Work to do: State the number of lines where "Hallen" appears. Add nothing else.

==============================

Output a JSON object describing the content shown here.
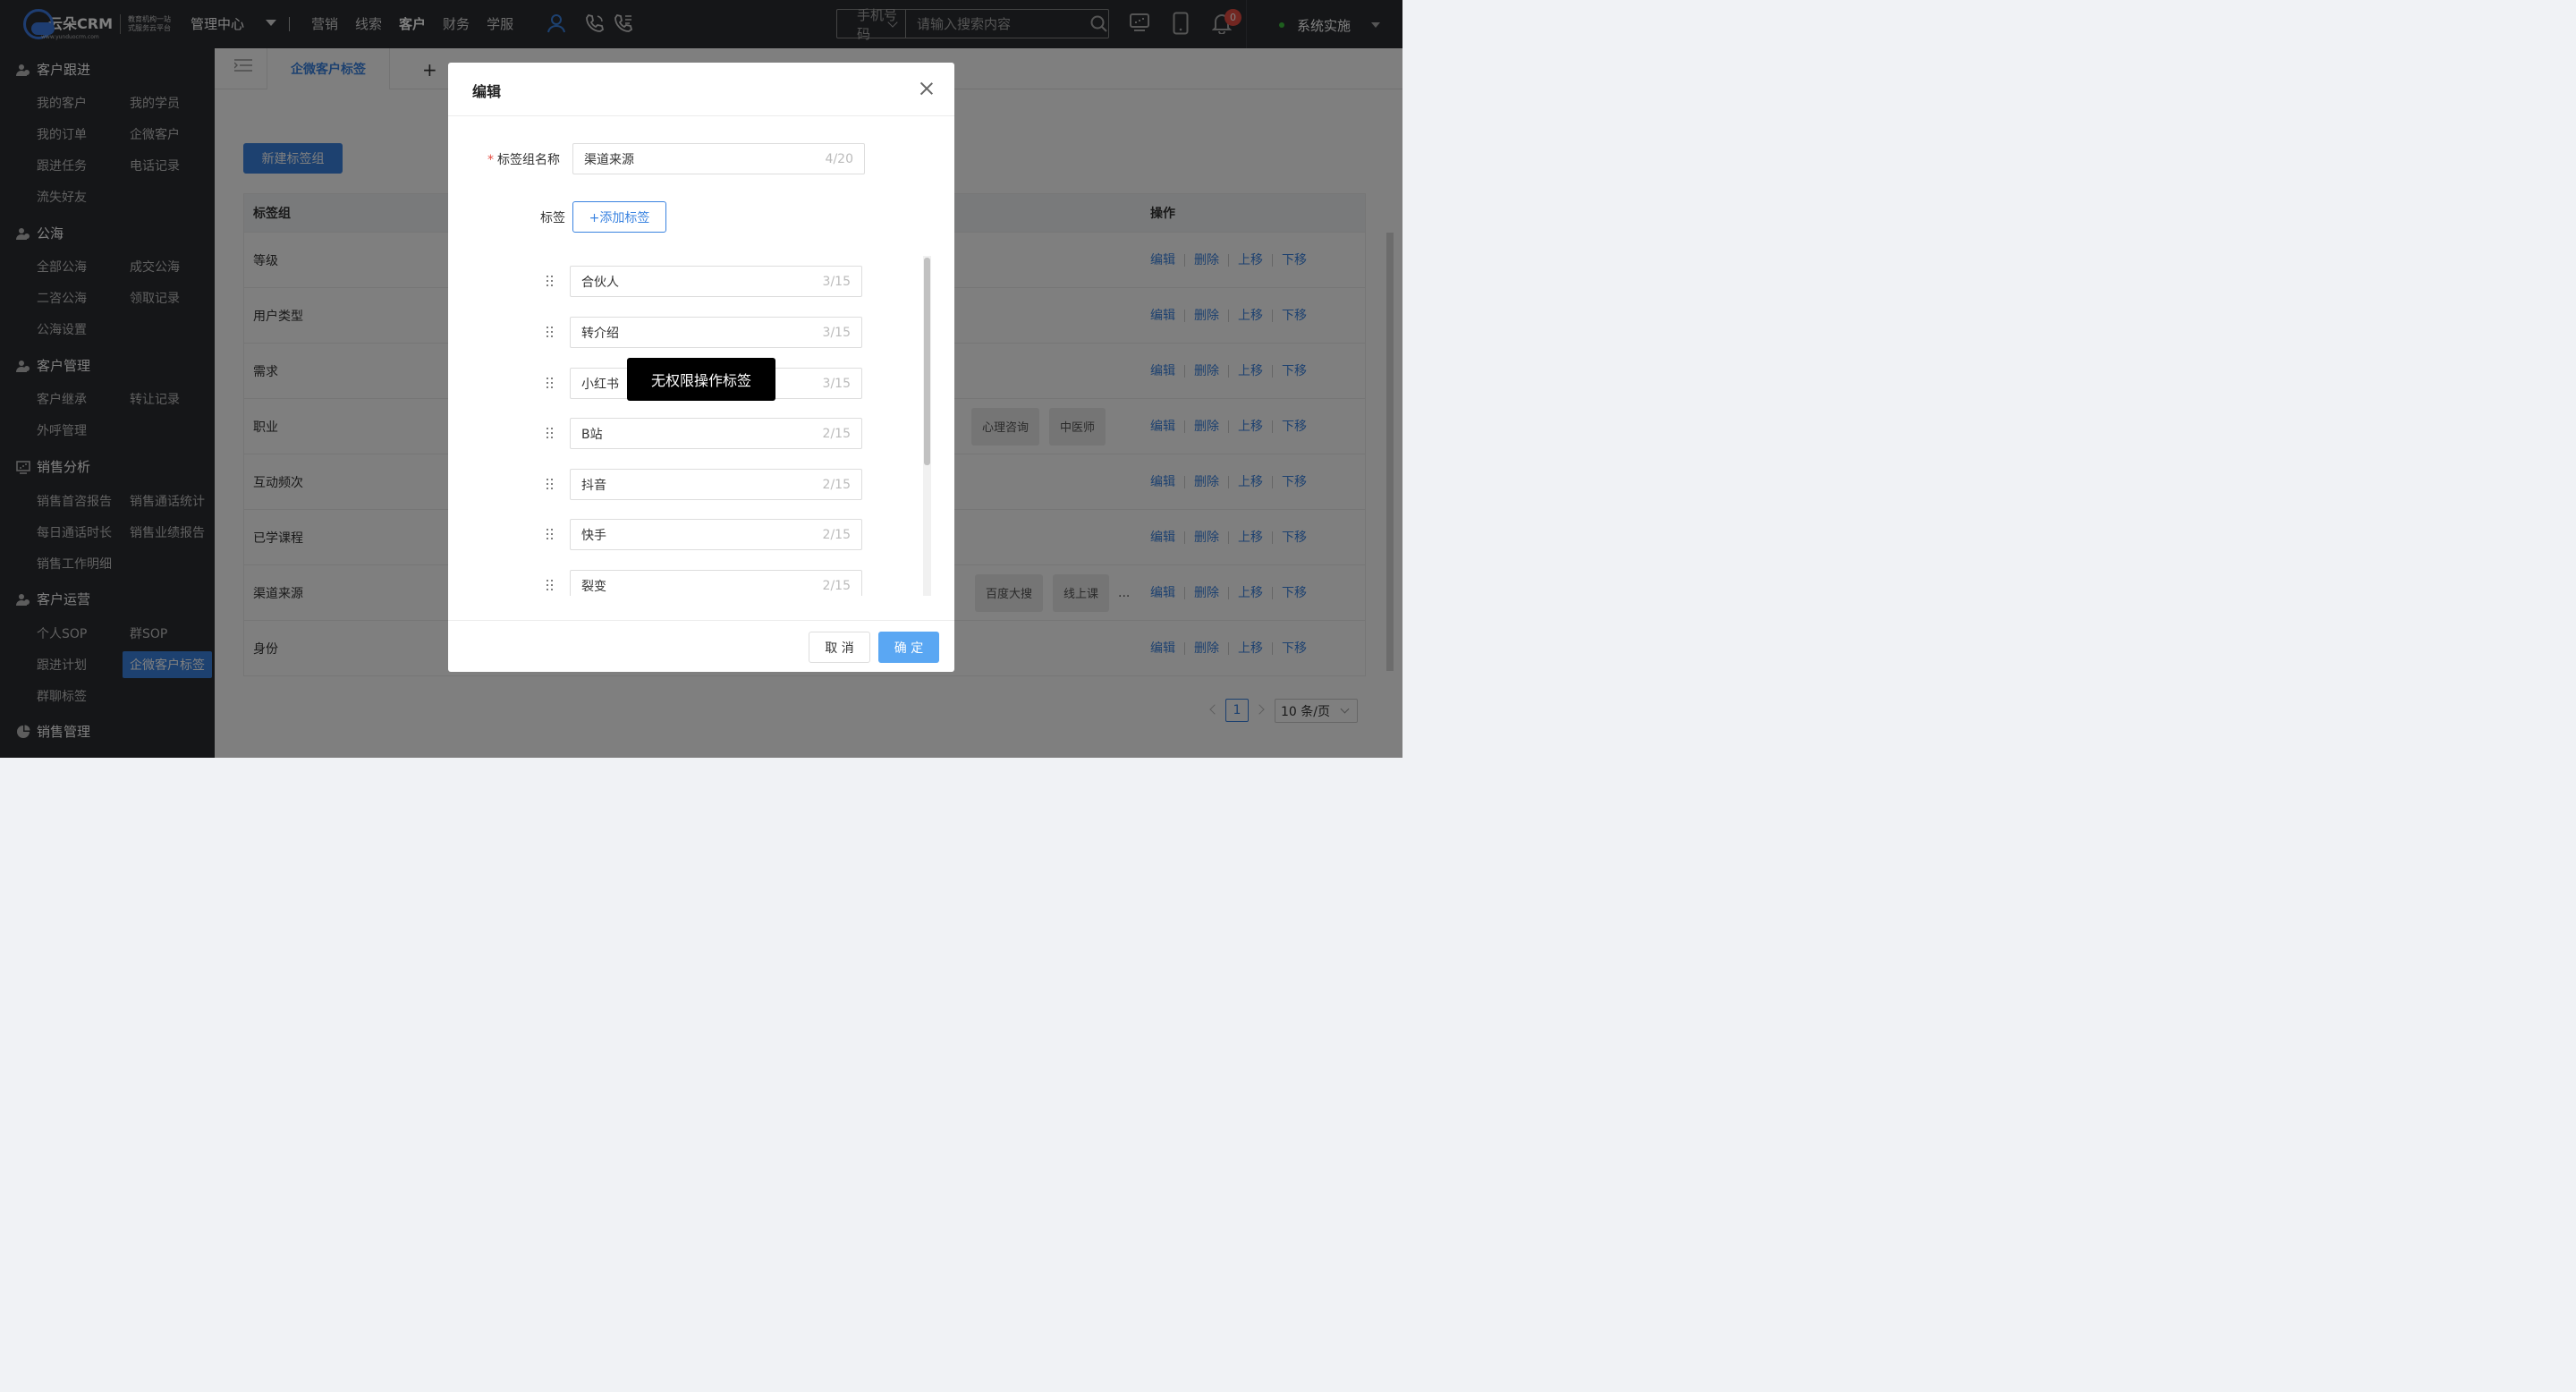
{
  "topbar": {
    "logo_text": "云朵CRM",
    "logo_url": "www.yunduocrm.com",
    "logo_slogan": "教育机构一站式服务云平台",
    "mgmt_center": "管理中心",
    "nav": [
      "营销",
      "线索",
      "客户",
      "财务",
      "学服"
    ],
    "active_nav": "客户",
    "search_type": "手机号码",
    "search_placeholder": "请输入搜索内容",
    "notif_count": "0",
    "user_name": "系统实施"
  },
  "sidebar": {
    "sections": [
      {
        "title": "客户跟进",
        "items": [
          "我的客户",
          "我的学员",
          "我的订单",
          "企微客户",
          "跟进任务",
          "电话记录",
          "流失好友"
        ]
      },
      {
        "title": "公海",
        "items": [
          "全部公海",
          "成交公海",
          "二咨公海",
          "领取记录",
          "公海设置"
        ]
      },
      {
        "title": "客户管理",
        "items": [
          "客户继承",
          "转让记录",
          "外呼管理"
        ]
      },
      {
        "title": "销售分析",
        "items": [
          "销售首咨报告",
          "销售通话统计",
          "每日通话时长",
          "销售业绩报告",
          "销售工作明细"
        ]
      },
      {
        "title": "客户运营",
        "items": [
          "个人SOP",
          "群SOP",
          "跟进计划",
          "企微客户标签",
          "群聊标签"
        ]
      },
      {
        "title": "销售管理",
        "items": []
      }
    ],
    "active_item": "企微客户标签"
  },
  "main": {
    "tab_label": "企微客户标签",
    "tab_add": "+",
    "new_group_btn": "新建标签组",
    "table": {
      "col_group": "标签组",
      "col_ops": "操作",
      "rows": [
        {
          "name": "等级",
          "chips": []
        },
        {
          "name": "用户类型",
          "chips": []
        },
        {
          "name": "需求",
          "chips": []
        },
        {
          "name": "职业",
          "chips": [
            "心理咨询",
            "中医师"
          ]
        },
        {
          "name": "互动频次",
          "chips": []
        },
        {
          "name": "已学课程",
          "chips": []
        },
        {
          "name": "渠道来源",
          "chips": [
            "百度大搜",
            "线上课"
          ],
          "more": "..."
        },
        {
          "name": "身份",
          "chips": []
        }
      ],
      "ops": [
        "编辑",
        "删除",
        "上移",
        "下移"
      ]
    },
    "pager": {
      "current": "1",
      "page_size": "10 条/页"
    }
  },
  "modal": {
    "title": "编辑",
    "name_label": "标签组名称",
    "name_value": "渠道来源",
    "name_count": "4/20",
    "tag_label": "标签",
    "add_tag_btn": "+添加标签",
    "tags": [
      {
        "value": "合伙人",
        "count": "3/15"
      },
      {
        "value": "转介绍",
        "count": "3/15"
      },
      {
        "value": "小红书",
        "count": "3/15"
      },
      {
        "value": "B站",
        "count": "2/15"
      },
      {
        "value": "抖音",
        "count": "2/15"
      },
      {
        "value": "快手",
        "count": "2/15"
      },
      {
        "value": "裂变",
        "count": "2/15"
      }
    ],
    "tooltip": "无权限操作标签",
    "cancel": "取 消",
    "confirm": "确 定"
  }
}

==============================

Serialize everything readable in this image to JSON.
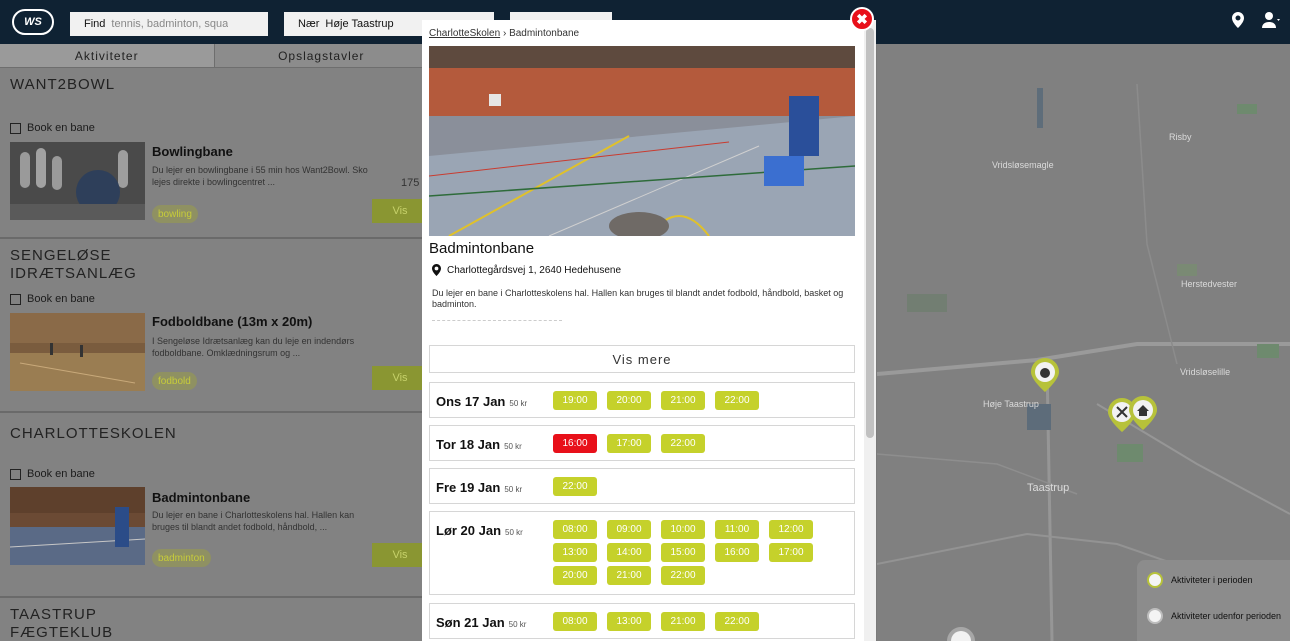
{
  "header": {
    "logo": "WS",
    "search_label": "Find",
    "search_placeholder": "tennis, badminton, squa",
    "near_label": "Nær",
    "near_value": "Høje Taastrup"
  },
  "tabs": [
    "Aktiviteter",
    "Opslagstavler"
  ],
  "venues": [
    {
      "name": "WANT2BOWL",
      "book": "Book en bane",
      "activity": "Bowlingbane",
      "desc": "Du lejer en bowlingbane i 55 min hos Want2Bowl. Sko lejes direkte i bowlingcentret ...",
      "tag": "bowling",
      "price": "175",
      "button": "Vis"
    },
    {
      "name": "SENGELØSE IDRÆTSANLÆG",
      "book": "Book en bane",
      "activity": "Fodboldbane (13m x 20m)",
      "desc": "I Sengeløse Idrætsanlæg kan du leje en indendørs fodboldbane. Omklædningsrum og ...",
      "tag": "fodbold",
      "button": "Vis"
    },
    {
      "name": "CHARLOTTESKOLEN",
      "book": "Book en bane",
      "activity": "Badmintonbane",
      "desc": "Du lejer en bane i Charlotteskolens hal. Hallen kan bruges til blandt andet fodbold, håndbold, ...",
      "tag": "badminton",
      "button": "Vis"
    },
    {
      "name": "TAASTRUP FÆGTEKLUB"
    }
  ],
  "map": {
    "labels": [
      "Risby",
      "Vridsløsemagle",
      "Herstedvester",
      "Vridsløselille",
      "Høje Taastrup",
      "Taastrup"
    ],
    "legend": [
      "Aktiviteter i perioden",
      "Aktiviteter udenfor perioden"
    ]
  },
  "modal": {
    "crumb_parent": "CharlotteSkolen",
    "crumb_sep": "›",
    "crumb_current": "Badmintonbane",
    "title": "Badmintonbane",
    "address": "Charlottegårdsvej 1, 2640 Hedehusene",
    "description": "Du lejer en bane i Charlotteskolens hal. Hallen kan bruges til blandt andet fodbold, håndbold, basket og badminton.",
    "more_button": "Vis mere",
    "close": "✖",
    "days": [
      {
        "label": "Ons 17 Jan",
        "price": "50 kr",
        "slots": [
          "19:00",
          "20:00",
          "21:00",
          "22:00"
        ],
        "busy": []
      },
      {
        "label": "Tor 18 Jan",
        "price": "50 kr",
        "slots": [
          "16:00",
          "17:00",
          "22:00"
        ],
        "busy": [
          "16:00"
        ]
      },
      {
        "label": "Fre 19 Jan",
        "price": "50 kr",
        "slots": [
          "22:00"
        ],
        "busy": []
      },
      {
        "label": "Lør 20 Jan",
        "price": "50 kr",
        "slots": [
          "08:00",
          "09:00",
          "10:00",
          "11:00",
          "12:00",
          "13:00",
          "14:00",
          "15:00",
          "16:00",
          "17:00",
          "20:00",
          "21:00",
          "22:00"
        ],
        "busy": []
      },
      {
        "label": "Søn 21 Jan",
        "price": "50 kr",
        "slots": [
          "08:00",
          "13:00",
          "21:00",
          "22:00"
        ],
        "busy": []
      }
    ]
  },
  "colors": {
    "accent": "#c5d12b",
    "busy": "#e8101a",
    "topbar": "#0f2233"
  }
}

==============================

Written response: 2